___ DATASET EXTRACT ___

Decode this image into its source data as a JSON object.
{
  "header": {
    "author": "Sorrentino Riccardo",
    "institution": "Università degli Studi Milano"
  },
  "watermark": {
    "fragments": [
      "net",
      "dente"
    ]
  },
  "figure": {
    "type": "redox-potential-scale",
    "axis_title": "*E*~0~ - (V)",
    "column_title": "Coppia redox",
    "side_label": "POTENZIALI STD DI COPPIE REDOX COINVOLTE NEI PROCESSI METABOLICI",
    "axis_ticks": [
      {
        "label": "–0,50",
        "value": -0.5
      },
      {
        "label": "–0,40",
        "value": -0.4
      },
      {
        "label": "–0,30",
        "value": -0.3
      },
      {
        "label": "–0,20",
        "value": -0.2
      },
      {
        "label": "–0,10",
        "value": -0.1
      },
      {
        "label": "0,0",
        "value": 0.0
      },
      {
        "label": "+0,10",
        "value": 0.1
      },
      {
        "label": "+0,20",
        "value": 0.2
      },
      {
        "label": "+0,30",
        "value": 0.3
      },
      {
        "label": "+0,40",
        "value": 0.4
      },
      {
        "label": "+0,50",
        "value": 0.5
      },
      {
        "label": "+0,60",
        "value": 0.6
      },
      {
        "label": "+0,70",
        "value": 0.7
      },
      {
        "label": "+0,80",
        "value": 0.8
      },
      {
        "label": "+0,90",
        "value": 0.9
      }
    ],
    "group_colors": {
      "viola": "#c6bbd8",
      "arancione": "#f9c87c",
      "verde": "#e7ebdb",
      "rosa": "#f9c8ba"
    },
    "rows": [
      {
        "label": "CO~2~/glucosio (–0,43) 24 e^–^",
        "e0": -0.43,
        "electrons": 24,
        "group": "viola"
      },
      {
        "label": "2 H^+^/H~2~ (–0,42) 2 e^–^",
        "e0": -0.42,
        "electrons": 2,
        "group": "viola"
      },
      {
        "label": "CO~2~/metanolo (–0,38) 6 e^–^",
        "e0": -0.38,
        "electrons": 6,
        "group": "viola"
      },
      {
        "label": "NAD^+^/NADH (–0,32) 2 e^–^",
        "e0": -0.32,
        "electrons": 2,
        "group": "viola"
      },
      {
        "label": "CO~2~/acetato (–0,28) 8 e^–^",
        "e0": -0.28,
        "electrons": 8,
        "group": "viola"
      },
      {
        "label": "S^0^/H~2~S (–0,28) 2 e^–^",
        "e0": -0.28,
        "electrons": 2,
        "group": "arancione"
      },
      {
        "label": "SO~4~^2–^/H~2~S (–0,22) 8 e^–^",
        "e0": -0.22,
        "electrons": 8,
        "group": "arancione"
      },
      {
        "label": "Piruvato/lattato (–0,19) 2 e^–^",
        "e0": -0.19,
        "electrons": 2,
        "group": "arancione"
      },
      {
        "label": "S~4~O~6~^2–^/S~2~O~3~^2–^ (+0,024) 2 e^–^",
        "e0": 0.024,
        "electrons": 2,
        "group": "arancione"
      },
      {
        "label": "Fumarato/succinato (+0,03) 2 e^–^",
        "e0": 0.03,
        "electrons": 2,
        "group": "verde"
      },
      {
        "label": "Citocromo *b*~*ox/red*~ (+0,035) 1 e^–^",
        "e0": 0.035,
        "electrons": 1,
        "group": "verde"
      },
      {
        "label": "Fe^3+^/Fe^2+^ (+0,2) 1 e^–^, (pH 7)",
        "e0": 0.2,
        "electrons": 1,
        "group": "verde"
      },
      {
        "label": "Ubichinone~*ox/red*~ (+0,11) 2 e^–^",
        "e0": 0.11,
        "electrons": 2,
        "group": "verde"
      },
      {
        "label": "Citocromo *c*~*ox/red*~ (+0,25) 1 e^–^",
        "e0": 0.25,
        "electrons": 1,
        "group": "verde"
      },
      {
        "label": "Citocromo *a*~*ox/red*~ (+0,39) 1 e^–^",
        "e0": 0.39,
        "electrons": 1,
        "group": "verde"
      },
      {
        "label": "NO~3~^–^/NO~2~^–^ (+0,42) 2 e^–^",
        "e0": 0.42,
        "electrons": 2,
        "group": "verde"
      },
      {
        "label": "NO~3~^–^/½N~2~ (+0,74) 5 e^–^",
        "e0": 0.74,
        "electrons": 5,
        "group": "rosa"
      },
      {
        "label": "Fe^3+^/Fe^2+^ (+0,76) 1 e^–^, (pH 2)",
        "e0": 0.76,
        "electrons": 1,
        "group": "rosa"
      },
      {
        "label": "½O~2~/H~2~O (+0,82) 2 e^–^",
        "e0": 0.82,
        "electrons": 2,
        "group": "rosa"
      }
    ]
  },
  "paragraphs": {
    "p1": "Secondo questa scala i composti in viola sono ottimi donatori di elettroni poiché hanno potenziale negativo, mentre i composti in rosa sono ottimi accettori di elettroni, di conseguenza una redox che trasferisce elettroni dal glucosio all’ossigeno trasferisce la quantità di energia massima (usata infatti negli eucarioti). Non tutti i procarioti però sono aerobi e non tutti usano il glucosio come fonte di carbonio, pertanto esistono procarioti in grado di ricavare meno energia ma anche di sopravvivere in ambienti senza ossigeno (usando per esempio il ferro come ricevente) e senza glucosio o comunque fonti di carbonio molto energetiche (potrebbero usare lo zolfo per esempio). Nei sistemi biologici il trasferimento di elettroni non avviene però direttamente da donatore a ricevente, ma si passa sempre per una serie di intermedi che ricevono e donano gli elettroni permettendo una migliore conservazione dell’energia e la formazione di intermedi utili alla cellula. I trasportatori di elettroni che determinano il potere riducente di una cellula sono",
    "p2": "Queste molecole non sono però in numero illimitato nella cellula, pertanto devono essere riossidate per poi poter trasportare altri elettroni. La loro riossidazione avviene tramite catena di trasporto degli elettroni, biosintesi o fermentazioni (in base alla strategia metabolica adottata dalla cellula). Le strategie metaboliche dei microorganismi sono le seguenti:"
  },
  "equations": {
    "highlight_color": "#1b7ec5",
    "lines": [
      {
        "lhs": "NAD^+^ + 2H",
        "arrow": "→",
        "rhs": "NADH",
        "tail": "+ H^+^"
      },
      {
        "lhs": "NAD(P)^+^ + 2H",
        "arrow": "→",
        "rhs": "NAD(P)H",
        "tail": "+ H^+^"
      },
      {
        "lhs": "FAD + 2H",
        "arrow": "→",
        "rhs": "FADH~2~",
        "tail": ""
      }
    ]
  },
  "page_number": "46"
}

___

• **AIM**: In the material above, find each line that contains the word "Citocromo", and select it.

• **THE SOLUTION**:
        "label": "Citocromo *b*~*ox/red*~ (+0,035) 1 e^–^",
        "label": "Citocromo *c*~*ox/red*~ (+0,25) 1 e^–^",
        "label": "Citocromo *a*~*ox/red*~ (+0,39) 1 e^–^",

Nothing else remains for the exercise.